— START —

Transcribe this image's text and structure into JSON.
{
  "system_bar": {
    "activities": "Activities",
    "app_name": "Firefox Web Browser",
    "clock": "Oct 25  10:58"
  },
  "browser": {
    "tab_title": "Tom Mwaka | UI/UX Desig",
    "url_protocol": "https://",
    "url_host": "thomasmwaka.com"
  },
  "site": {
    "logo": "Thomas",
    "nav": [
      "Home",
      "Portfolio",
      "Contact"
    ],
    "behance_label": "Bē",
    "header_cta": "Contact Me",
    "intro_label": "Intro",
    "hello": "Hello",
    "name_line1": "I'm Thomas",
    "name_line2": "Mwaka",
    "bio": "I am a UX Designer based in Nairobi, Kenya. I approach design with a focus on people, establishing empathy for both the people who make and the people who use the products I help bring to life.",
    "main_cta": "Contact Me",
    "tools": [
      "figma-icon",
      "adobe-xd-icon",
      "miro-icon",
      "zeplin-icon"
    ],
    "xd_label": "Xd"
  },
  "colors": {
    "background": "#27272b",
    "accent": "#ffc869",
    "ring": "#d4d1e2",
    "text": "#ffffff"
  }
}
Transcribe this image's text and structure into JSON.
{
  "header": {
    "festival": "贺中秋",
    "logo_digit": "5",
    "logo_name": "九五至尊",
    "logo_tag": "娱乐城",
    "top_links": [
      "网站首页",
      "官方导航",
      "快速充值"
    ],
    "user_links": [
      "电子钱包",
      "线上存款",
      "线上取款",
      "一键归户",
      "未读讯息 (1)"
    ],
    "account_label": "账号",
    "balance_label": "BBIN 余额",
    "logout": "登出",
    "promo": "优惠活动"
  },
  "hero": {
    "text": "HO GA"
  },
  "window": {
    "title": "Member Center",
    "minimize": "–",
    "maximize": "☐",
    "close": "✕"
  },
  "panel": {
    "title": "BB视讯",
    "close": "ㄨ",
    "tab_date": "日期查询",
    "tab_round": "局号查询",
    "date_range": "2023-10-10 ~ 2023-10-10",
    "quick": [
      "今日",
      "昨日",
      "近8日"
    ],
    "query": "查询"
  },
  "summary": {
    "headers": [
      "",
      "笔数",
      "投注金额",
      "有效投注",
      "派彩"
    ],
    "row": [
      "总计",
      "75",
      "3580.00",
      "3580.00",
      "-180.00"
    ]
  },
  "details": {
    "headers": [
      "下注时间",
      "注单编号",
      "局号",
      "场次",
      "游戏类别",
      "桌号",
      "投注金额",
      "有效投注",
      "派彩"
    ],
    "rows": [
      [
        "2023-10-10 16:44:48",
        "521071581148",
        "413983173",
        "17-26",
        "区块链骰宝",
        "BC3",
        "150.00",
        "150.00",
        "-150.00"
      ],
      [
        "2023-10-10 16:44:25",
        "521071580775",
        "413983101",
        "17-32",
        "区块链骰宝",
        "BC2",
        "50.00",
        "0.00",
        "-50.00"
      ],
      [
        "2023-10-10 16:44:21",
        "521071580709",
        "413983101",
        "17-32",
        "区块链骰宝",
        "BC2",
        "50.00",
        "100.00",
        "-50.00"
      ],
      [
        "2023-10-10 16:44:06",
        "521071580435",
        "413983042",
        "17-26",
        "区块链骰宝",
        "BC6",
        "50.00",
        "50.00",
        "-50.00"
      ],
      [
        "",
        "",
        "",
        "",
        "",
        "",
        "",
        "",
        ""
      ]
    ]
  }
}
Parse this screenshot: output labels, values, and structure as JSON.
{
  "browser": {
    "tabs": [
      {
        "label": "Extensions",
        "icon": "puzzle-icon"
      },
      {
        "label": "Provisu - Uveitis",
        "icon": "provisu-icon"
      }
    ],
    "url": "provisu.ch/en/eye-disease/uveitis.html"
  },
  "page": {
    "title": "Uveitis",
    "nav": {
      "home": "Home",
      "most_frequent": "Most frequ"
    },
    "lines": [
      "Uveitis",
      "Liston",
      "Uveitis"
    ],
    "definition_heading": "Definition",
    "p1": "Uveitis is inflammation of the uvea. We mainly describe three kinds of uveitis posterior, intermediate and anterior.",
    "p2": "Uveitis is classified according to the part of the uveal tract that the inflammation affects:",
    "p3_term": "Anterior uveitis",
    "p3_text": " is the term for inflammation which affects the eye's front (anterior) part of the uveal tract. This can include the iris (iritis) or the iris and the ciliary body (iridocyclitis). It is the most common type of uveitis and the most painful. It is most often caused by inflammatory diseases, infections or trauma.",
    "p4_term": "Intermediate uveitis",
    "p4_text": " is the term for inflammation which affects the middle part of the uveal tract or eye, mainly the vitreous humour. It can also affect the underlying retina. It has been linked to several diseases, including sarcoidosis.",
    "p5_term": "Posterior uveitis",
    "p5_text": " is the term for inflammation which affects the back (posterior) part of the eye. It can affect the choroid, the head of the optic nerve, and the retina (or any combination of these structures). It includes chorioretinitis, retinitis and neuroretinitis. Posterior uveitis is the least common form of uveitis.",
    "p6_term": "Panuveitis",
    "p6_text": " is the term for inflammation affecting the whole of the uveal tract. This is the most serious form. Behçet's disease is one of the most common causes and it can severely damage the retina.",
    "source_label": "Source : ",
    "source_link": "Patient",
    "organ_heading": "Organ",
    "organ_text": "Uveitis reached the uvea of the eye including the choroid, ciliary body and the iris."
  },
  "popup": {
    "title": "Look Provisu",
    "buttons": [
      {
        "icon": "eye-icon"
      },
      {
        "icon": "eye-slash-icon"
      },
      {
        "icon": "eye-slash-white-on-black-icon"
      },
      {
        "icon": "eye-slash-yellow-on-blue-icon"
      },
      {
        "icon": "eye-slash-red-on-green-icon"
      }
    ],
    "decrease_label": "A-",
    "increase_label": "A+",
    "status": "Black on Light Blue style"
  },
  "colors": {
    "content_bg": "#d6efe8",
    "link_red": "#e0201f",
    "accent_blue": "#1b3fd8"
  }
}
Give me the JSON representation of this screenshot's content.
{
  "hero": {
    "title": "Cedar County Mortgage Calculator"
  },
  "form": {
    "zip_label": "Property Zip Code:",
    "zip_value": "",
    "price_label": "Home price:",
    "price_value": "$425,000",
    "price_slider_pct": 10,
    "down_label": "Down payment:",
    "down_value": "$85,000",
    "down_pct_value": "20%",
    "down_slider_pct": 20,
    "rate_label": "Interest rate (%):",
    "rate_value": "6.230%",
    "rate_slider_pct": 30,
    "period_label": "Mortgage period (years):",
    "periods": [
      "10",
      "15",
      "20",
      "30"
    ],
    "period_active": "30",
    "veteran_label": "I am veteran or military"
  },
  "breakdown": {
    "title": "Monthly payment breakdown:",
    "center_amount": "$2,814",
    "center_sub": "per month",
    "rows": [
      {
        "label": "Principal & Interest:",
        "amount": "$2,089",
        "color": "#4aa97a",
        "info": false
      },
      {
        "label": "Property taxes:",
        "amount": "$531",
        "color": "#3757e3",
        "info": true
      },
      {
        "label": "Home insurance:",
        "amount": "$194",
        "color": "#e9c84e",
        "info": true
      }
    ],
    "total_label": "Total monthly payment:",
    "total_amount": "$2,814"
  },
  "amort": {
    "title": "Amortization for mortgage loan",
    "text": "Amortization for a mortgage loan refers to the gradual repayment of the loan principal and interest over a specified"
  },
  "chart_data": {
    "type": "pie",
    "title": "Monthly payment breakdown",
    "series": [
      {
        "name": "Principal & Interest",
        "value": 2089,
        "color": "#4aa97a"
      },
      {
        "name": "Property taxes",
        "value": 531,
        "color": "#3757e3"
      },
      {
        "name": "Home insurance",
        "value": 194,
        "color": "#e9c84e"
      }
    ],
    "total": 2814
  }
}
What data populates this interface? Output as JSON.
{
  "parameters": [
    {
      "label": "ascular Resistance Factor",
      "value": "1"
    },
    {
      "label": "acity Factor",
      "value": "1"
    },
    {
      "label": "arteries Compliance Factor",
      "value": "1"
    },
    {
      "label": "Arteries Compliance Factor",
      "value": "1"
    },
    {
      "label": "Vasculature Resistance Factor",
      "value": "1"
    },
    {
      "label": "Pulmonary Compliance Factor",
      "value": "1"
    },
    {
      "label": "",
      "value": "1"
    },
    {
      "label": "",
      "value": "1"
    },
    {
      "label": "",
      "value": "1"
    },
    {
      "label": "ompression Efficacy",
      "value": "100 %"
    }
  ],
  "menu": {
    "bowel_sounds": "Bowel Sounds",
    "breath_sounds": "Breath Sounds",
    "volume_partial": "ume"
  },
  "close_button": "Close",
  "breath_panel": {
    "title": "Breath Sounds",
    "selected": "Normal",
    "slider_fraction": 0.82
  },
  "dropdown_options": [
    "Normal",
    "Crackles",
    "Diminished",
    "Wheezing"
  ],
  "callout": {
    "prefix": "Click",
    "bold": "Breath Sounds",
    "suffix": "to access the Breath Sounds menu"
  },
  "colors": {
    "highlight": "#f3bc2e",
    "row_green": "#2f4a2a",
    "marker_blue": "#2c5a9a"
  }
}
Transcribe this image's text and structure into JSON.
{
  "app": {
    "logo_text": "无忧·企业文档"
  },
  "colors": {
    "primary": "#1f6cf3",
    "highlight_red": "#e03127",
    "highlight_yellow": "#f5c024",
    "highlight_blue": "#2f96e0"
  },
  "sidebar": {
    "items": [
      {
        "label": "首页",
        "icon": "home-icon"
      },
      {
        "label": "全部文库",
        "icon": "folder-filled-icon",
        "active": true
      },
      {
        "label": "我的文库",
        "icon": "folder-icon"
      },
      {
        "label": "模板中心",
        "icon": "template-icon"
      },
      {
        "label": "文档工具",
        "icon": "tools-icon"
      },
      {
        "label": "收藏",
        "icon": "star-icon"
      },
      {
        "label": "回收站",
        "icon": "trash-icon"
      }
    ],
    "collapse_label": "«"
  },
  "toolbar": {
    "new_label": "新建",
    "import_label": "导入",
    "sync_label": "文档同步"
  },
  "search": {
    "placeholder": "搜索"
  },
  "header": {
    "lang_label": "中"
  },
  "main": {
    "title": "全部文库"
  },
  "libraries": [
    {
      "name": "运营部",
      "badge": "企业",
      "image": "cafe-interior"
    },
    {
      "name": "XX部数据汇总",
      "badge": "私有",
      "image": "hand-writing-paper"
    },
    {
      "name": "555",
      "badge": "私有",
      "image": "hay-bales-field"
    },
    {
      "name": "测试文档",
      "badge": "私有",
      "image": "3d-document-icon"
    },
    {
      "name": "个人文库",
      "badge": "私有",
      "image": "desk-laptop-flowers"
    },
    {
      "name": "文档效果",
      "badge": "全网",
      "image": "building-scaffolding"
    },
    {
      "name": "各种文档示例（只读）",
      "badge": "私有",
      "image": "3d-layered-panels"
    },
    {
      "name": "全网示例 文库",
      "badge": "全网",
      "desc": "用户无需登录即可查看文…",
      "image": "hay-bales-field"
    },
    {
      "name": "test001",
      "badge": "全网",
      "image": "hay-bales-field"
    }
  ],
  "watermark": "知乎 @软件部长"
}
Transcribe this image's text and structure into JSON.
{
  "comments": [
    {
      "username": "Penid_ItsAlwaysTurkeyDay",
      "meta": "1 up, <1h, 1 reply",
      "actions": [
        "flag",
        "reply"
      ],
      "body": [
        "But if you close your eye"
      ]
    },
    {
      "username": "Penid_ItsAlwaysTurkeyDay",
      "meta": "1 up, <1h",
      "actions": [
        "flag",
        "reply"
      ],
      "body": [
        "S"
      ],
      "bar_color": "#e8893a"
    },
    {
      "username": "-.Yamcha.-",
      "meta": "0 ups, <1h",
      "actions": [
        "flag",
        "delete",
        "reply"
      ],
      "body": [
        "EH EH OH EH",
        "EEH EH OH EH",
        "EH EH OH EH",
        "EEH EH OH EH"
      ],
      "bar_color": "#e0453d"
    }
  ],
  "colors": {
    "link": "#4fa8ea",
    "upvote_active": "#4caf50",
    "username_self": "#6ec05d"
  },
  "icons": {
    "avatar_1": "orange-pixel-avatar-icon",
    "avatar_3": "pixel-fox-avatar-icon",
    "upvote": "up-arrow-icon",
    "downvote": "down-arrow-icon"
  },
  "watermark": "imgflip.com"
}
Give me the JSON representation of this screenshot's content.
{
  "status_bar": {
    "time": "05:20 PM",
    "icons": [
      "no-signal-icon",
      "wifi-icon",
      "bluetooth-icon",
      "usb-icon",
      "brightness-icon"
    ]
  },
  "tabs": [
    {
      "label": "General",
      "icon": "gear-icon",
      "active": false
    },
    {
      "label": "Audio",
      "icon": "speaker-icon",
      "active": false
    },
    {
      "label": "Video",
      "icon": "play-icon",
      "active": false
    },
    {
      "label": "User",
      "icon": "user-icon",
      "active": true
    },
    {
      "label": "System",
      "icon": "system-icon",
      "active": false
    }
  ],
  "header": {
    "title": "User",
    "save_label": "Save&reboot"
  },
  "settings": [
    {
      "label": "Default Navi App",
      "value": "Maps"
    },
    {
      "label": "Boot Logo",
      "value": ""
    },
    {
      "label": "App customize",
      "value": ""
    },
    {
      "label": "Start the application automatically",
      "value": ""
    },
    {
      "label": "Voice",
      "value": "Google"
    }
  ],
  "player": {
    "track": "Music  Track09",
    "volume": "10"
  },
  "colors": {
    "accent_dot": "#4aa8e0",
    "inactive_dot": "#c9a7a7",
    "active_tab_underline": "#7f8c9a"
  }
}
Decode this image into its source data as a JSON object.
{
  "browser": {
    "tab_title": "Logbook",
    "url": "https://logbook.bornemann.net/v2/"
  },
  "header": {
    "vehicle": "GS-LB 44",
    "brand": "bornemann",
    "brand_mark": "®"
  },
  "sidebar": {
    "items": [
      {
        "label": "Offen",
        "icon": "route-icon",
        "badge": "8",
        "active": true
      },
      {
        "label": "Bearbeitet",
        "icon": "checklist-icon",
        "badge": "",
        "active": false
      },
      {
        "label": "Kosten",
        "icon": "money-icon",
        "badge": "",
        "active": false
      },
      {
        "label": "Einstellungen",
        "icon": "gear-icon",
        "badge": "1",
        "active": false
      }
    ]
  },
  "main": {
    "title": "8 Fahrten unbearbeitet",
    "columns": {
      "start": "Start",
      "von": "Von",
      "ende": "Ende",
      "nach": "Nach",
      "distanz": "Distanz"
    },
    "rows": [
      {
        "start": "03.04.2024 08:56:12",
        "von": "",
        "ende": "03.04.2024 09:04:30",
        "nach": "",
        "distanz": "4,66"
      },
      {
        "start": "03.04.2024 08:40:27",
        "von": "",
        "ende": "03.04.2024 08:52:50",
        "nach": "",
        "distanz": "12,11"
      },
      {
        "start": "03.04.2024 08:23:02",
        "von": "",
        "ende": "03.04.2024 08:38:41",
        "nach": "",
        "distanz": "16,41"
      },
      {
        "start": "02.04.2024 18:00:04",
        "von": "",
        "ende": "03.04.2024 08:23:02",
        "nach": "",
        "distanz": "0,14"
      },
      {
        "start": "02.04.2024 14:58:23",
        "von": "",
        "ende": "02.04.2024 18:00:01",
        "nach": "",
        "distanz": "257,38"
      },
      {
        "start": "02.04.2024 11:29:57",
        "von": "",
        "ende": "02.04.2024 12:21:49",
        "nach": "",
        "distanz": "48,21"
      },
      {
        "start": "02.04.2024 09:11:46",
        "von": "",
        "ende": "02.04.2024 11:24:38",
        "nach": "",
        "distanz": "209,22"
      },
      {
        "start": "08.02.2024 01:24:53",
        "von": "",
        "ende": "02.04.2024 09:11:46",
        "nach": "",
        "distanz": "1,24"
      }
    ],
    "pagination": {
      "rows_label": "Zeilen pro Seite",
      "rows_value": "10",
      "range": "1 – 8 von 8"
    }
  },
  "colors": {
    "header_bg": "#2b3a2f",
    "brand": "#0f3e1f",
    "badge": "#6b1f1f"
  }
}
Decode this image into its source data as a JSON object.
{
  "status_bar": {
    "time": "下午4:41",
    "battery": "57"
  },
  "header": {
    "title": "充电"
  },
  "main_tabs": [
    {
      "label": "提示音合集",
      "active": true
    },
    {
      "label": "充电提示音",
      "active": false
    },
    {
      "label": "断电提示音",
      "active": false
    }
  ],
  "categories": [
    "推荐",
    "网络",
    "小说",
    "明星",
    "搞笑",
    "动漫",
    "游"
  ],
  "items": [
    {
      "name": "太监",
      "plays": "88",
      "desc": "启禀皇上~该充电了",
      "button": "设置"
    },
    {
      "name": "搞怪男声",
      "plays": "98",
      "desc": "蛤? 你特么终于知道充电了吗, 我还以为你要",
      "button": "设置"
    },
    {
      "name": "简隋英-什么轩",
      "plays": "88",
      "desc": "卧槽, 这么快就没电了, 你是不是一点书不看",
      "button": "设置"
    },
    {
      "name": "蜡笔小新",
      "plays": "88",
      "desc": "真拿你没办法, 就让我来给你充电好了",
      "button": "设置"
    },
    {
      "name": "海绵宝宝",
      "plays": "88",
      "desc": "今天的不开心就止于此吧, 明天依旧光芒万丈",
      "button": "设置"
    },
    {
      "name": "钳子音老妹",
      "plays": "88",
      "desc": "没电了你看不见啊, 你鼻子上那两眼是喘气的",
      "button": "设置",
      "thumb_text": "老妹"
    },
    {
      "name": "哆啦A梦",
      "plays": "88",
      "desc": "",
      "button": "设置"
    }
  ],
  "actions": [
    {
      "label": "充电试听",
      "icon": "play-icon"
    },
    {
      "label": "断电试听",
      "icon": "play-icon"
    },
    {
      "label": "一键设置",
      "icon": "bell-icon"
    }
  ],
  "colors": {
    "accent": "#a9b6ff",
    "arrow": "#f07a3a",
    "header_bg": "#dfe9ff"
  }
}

— END —

-- WHAT YOU HAVE TO DO --
Find the lines above that contain the word "including" and collect them.

-- SOLUTION --
    "p4_text": " is the term for inflammation which affects the middle part of the uveal tract or eye, mainly the vitreous humour. It can also affect the underlying retina. It has been linked to several diseases, including sarcoidosis.",
    "organ_text": "Uveitis reached the uvea of the eye including the choroid, ciliary body and the iris."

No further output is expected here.